» Written exercise: Output the data exactly, with every line intact.

» Records:

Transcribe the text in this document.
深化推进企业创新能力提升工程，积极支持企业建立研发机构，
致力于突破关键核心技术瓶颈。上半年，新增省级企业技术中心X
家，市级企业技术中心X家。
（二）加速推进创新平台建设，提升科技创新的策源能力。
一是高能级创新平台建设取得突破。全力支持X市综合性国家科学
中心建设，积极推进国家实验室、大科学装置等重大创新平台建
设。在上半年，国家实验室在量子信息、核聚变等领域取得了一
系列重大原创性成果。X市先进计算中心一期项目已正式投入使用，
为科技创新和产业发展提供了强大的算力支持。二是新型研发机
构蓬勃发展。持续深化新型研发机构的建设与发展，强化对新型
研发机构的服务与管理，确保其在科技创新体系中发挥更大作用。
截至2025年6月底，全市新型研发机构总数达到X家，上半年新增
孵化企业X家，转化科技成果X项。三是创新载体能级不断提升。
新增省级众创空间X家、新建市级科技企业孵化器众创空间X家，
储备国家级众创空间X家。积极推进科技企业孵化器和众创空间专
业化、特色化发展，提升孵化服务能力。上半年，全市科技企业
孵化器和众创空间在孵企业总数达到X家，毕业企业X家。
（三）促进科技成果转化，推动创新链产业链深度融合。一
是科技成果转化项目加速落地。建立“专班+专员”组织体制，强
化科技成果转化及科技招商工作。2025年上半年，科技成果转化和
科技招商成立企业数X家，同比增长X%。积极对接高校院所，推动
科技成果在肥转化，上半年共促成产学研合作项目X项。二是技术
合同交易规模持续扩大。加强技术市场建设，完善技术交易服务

» Completed exercise:
Transcribe the text in this document.
深化推进企业创新能力提升工程，积极支持企业建立研发机构，
致力于突破关键核心技术瓶颈。上半年，新增省级企业技术中心X
家，市级企业技术中心X家。
（二）加速推进创新平台建设，提升科技创新的策源能力。
一是高能级创新平台建设取得突破。全力支持X市综合性国家科学
中心建设，积极推进国家实验室、大科学装置等重大创新平台建
设。在上半年，国家实验室在量子信息、核聚变等领域取得了一
系列重大原创性成果。X市先进计算中心一期项目已正式投入使用，
为科技创新和产业发展提供了强大的算力支持。二是新型研发机
构蓬勃发展。持续深化新型研发机构的建设与发展，强化对新型
研发机构的服务与管理，确保其在科技创新体系中发挥更大作用。
截至2025年6月底，全市新型研发机构总数达到X家，上半年新增
孵化企业X家，转化科技成果X项。三是创新载体能级不断提升。
新增省级众创空间X家、新建市级科技企业孵化器众创空间X家，
储备国家级众创空间X家。积极推进科技企业孵化器和众创空间专
业化、特色化发展，提升孵化服务能力。上半年，全市科技企业
孵化器和众创空间在孵企业总数达到X家，毕业企业X家。
（三）促进科技成果转化，推动创新链产业链深度融合。一
是科技成果转化项目加速落地。建立“专班+专员”组织体制，强
化科技成果转化及科技招商工作。2025年上半年，科技成果转化和
科技招商成立企业数X家，同比增长X%。积极对接高校院所，推动
科技成果在肥转化，上半年共促成产学研合作项目X项。二是技术
合同交易规模持续扩大。加强技术市场建设，完善技术交易服务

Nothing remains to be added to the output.